WORK TASK:
Scan the entries below for the string "three" and copy every line where it turns up.

Stored items
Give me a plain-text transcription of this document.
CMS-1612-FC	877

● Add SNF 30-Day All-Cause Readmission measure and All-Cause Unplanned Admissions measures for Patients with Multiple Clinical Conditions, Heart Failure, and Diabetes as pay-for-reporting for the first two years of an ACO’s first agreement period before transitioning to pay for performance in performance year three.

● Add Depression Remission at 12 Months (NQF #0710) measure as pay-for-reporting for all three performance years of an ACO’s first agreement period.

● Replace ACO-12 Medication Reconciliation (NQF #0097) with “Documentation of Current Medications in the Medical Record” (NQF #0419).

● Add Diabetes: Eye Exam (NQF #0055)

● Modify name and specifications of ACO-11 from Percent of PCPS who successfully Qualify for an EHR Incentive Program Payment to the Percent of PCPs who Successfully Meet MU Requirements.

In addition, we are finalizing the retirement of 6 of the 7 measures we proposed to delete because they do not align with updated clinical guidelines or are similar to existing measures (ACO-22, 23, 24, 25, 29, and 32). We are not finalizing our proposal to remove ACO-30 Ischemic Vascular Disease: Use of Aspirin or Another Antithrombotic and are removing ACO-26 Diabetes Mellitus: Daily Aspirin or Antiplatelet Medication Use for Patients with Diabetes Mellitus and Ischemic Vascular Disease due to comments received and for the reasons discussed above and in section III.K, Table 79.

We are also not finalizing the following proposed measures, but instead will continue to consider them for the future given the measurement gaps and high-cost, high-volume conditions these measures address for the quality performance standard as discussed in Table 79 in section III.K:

ANSWER BELOW:
● Add SNF 30-Day All-Cause Readmission measure and All-Cause Unplanned Admissions measures for Patients with Multiple Clinical Conditions, Heart Failure, and Diabetes as pay-for-reporting for the first two years of an ACO’s first agreement period before transitioning to pay for performance in performance year three.
● Add Depression Remission at 12 Months (NQF #0710) measure as pay-for-reporting for all three performance years of an ACO’s first agreement period.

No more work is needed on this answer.